-- Begin Extracted entries --

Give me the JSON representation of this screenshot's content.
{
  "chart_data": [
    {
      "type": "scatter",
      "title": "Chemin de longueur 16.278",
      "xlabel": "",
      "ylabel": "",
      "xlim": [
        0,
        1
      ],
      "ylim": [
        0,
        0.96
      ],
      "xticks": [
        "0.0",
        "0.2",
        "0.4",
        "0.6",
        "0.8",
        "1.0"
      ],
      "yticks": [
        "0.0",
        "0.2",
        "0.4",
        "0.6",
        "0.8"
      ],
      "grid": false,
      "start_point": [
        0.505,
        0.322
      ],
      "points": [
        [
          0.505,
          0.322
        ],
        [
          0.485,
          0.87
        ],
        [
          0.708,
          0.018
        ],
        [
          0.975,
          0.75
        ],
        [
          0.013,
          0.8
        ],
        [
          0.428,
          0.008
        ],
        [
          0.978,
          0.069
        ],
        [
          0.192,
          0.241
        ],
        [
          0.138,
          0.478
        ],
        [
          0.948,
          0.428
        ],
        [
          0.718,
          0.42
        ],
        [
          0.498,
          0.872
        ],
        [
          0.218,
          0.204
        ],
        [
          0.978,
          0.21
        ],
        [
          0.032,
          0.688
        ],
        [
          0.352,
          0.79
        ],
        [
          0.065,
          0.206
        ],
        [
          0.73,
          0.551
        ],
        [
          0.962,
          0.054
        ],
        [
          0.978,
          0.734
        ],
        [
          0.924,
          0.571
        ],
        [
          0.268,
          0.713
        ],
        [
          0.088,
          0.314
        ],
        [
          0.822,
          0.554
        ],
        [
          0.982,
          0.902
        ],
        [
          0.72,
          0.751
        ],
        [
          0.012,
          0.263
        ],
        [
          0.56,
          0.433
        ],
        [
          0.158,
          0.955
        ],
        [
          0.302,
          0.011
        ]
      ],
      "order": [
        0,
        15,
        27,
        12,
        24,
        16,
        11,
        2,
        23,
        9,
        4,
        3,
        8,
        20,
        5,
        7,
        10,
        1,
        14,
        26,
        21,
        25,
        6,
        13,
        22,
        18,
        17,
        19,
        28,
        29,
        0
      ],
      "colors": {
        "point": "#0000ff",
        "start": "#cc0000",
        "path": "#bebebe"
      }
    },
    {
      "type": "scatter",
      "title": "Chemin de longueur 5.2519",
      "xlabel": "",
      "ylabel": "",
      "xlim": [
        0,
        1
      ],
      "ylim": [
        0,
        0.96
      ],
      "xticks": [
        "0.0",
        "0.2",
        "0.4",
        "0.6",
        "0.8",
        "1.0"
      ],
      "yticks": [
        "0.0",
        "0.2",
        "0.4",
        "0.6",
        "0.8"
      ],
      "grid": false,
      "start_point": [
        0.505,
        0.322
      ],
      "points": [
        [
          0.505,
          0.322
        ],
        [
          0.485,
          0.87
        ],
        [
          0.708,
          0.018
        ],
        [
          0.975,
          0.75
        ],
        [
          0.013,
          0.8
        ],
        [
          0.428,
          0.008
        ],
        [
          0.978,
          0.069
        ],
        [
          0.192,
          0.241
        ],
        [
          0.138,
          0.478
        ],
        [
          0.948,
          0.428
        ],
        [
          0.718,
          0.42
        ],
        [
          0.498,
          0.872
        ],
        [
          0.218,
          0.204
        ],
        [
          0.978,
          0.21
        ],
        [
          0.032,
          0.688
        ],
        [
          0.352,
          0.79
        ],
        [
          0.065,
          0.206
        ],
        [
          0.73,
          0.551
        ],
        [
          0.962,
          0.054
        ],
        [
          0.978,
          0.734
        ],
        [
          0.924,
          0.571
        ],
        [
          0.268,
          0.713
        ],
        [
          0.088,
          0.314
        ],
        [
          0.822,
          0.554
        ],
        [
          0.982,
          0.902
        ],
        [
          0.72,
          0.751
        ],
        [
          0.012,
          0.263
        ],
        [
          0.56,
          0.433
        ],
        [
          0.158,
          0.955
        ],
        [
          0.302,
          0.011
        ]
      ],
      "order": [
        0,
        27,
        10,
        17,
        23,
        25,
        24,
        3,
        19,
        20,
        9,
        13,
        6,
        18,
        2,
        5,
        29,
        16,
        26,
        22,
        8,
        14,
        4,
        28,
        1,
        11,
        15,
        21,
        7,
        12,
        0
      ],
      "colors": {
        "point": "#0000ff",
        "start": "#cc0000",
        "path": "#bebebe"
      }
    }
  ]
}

-- End Extracted entries --

What you have to do -
Write every entry out again exactly.

The reply -
Give me the JSON representation of this screenshot's content.
{
  "chart_data": [
    {
      "type": "scatter",
      "title": "Chemin de longueur 16.278",
      "xlabel": "",
      "ylabel": "",
      "xlim": [
        0,
        1
      ],
      "ylim": [
        0,
        0.96
      ],
      "xticks": [
        "0.0",
        "0.2",
        "0.4",
        "0.6",
        "0.8",
        "1.0"
      ],
      "yticks": [
        "0.0",
        "0.2",
        "0.4",
        "0.6",
        "0.8"
      ],
      "grid": false,
      "start_point": [
        0.505,
        0.322
      ],
      "points": [
        [
          0.505,
          0.322
        ],
        [
          0.485,
          0.87
        ],
        [
          0.708,
          0.018
        ],
        [
          0.975,
          0.75
        ],
        [
          0.013,
          0.8
        ],
        [
          0.428,
          0.008
        ],
        [
          0.978,
          0.069
        ],
        [
          0.192,
          0.241
        ],
        [
          0.138,
          0.478
        ],
        [
          0.948,
          0.428
        ],
        [
          0.718,
          0.42
        ],
        [
          0.498,
          0.872
        ],
        [
          0.218,
          0.204
        ],
        [
          0.978,
          0.21
        ],
        [
          0.032,
          0.688
        ],
        [
          0.352,
          0.79
        ],
        [
          0.065,
          0.206
        ],
        [
          0.73,
          0.551
        ],
        [
          0.962,
          0.054
        ],
        [
          0.978,
          0.734
        ],
        [
          0.924,
          0.571
        ],
        [
          0.268,
          0.713
        ],
        [
          0.088,
          0.314
        ],
        [
          0.822,
          0.554
        ],
        [
          0.982,
          0.902
        ],
        [
          0.72,
          0.751
        ],
        [
          0.012,
          0.263
        ],
        [
          0.56,
          0.433
        ],
        [
          0.158,
          0.955
        ],
        [
          0.302,
          0.011
        ]
      ],
      "order": [
        0,
        15,
        27,
        12,
        24,
        16,
        11,
        2,
        23,
        9,
        4,
        3,
        8,
        20,
        5,
        7,
        10,
        1,
        14,
        26,
        21,
        25,
        6,
        13,
        22,
        18,
        17,
        19,
        28,
        29,
        0
      ],
      "colors": {
        "point": "#0000ff",
        "start": "#cc0000",
        "path": "#bebebe"
      }
    },
    {
      "type": "scatter",
      "title": "Chemin de longueur 5.2519",
      "xlabel": "",
      "ylabel": "",
      "xlim": [
        0,
        1
      ],
      "ylim": [
        0,
        0.96
      ],
      "xticks": [
        "0.0",
        "0.2",
        "0.4",
        "0.6",
        "0.8",
        "1.0"
      ],
      "yticks": [
        "0.0",
        "0.2",
        "0.4",
        "0.6",
        "0.8"
      ],
      "grid": false,
      "start_point": [
        0.505,
        0.322
      ],
      "points": [
        [
          0.505,
          0.322
        ],
        [
          0.485,
          0.87
        ],
        [
          0.708,
          0.018
        ],
        [
          0.975,
          0.75
        ],
        [
          0.013,
          0.8
        ],
        [
          0.428,
          0.008
        ],
        [
          0.978,
          0.069
        ],
        [
          0.192,
          0.241
        ],
        [
          0.138,
          0.478
        ],
        [
          0.948,
          0.428
        ],
        [
          0.718,
          0.42
        ],
        [
          0.498,
          0.872
        ],
        [
          0.218,
          0.204
        ],
        [
          0.978,
          0.21
        ],
        [
          0.032,
          0.688
        ],
        [
          0.352,
          0.79
        ],
        [
          0.065,
          0.206
        ],
        [
          0.73,
          0.551
        ],
        [
          0.962,
          0.054
        ],
        [
          0.978,
          0.734
        ],
        [
          0.924,
          0.571
        ],
        [
          0.268,
          0.713
        ],
        [
          0.088,
          0.314
        ],
        [
          0.822,
          0.554
        ],
        [
          0.982,
          0.902
        ],
        [
          0.72,
          0.751
        ],
        [
          0.012,
          0.263
        ],
        [
          0.56,
          0.433
        ],
        [
          0.158,
          0.955
        ],
        [
          0.302,
          0.011
        ]
      ],
      "order": [
        0,
        27,
        10,
        17,
        23,
        25,
        24,
        3,
        19,
        20,
        9,
        13,
        6,
        18,
        2,
        5,
        29,
        16,
        26,
        22,
        8,
        14,
        4,
        28,
        1,
        11,
        15,
        21,
        7,
        12,
        0
      ],
      "colors": {
        "point": "#0000ff",
        "start": "#cc0000",
        "path": "#bebebe"
      }
    }
  ]
}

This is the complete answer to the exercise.